Exercise directions:
Output all of the entries exactly as written.

==============================

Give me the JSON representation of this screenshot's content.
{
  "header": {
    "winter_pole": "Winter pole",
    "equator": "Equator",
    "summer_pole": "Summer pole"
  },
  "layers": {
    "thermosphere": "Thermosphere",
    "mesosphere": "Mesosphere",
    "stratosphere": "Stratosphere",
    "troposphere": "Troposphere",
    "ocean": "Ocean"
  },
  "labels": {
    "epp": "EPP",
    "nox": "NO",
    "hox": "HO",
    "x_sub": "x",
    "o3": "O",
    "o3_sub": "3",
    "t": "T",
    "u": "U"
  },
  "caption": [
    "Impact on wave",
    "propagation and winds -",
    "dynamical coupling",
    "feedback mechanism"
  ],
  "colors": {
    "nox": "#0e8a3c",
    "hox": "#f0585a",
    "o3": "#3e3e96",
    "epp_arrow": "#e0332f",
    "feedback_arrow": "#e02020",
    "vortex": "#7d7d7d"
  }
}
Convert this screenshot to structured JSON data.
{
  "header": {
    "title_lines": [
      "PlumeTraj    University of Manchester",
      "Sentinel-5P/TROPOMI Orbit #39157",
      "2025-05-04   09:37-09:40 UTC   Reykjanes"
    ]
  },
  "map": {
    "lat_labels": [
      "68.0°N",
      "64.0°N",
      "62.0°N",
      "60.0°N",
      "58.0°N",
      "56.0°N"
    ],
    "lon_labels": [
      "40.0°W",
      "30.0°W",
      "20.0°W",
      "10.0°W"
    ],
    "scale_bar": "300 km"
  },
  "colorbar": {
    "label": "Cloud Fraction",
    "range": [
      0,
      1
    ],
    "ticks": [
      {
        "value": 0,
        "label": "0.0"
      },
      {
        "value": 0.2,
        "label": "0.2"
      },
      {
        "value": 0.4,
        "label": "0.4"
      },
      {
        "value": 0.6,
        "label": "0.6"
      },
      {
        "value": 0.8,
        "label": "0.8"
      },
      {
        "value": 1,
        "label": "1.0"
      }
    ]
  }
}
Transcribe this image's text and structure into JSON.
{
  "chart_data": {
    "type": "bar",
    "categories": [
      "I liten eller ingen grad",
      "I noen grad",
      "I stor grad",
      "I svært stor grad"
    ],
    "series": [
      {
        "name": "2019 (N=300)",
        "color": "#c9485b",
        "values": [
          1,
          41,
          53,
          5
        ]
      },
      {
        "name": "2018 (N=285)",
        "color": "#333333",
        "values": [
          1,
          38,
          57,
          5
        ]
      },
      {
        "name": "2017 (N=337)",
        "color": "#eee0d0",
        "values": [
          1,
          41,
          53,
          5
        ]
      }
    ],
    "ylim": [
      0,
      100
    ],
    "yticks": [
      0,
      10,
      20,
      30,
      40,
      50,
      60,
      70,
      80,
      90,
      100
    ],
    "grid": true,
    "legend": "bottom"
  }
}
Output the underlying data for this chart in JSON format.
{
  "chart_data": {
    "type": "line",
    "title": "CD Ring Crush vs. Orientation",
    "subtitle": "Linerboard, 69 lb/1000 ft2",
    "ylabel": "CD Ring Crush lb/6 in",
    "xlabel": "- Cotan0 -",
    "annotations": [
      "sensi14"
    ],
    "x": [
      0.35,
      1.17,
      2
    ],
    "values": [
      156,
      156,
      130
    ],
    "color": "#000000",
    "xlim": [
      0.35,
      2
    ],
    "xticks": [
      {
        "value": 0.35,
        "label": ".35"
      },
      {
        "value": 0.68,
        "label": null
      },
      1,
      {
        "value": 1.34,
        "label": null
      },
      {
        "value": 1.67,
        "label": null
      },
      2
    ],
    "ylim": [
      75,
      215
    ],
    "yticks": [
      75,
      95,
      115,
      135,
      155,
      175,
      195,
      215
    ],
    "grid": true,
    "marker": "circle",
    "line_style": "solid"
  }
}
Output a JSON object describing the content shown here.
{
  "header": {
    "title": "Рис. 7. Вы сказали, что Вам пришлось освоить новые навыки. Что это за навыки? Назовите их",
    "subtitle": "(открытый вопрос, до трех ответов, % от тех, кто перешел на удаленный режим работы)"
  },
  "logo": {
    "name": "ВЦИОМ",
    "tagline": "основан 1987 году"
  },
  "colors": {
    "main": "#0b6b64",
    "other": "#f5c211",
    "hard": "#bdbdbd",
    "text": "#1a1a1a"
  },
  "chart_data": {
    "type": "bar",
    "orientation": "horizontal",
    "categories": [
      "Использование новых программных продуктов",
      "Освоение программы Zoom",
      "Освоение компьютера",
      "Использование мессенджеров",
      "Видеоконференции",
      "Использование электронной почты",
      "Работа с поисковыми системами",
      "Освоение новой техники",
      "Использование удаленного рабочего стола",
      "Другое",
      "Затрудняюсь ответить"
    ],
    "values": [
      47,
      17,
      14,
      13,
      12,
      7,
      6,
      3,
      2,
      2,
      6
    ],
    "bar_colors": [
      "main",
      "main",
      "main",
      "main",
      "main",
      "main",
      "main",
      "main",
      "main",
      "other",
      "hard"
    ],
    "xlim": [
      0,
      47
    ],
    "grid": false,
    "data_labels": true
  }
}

==============================

Task result:
Give me the JSON representation of this screenshot's content.
{
  "header": {
    "winter_pole": "Winter pole",
    "equator": "Equator",
    "summer_pole": "Summer pole"
  },
  "layers": {
    "thermosphere": "Thermosphere",
    "mesosphere": "Mesosphere",
    "stratosphere": "Stratosphere",
    "troposphere": "Troposphere",
    "ocean": "Ocean"
  },
  "labels": {
    "epp": "EPP",
    "nox": "NO",
    "hox": "HO",
    "x_sub": "x",
    "o3": "O",
    "o3_sub": "3",
    "t": "T",
    "u": "U"
  },
  "caption": [
    "Impact on wave",
    "propagation and winds -",
    "dynamical coupling",
    "feedback mechanism"
  ],
  "colors": {
    "nox": "#0e8a3c",
    "hox": "#f0585a",
    "o3": "#3e3e96",
    "epp_arrow": "#e0332f",
    "feedback_arrow": "#e02020",
    "vortex": "#7d7d7d"
  }
}
Convert this screenshot to structured JSON data.
{
  "header": {
    "title_lines": [
      "PlumeTraj    University of Manchester",
      "Sentinel-5P/TROPOMI Orbit #39157",
      "2025-05-04   09:37-09:40 UTC   Reykjanes"
    ]
  },
  "map": {
    "lat_labels": [
      "68.0°N",
      "64.0°N",
      "62.0°N",
      "60.0°N",
      "58.0°N",
      "56.0°N"
    ],
    "lon_labels": [
      "40.0°W",
      "30.0°W",
      "20.0°W",
      "10.0°W"
    ],
    "scale_bar": "300 km"
  },
  "colorbar": {
    "label": "Cloud Fraction",
    "range": [
      0,
      1
    ],
    "ticks": [
      {
        "value": 0,
        "label": "0.0"
      },
      {
        "value": 0.2,
        "label": "0.2"
      },
      {
        "value": 0.4,
        "label": "0.4"
      },
      {
        "value": 0.6,
        "label": "0.6"
      },
      {
        "value": 0.8,
        "label": "0.8"
      },
      {
        "value": 1,
        "label": "1.0"
      }
    ]
  }
}
Transcribe this image's text and structure into JSON.
{
  "chart_data": {
    "type": "bar",
    "categories": [
      "I liten eller ingen grad",
      "I noen grad",
      "I stor grad",
      "I svært stor grad"
    ],
    "series": [
      {
        "name": "2019 (N=300)",
        "color": "#c9485b",
        "values": [
          1,
          41,
          53,
          5
        ]
      },
      {
        "name": "2018 (N=285)",
        "color": "#333333",
        "values": [
          1,
          38,
          57,
          5
        ]
      },
      {
        "name": "2017 (N=337)",
        "color": "#eee0d0",
        "values": [
          1,
          41,
          53,
          5
        ]
      }
    ],
    "ylim": [
      0,
      100
    ],
    "yticks": [
      0,
      10,
      20,
      30,
      40,
      50,
      60,
      70,
      80,
      90,
      100
    ],
    "grid": true,
    "legend": "bottom"
  }
}
Output the underlying data for this chart in JSON format.
{
  "chart_data": {
    "type": "line",
    "title": "CD Ring Crush vs. Orientation",
    "subtitle": "Linerboard, 69 lb/1000 ft2",
    "ylabel": "CD Ring Crush lb/6 in",
    "xlabel": "- Cotan0 -",
    "annotations": [
      "sensi14"
    ],
    "x": [
      0.35,
      1.17,
      2
    ],
    "values": [
      156,
      156,
      130
    ],
    "color": "#000000",
    "xlim": [
      0.35,
      2
    ],
    "xticks": [
      {
        "value": 0.35,
        "label": ".35"
      },
      {
        "value": 0.68,
        "label": null
      },
      1,
      {
        "value": 1.34,
        "label": null
      },
      {
        "value": 1.67,
        "label": null
      },
      2
    ],
    "ylim": [
      75,
      215
    ],
    "yticks": [
      75,
      95,
      115,
      135,
      155,
      175,
      195,
      215
    ],
    "grid": true,
    "marker": "circle",
    "line_style": "solid"
  }
}
Output a JSON object describing the content shown here.
{
  "header": {
    "title": "Рис. 7. Вы сказали, что Вам пришлось освоить новые навыки. Что это за навыки? Назовите их",
    "subtitle": "(открытый вопрос, до трех ответов, % от тех, кто перешел на удаленный режим работы)"
  },
  "logo": {
    "name": "ВЦИОМ",
    "tagline": "основан 1987 году"
  },
  "colors": {
    "main": "#0b6b64",
    "other": "#f5c211",
    "hard": "#bdbdbd",
    "text": "#1a1a1a"
  },
  "chart_data": {
    "type": "bar",
    "orientation": "horizontal",
    "categories": [
      "Использование новых программных продуктов",
      "Освоение программы Zoom",
      "Освоение компьютера",
      "Использование мессенджеров",
      "Видеоконференции",
      "Использование электронной почты",
      "Работа с поисковыми системами",
      "Освоение новой техники",
      "Использование удаленного рабочего стола",
      "Другое",
      "Затрудняюсь ответить"
    ],
    "values": [
      47,
      17,
      14,
      13,
      12,
      7,
      6,
      3,
      2,
      2,
      6
    ],
    "bar_colors": [
      "main",
      "main",
      "main",
      "main",
      "main",
      "main",
      "main",
      "main",
      "main",
      "other",
      "hard"
    ],
    "xlim": [
      0,
      47
    ],
    "grid": false,
    "data_labels": true
  }
}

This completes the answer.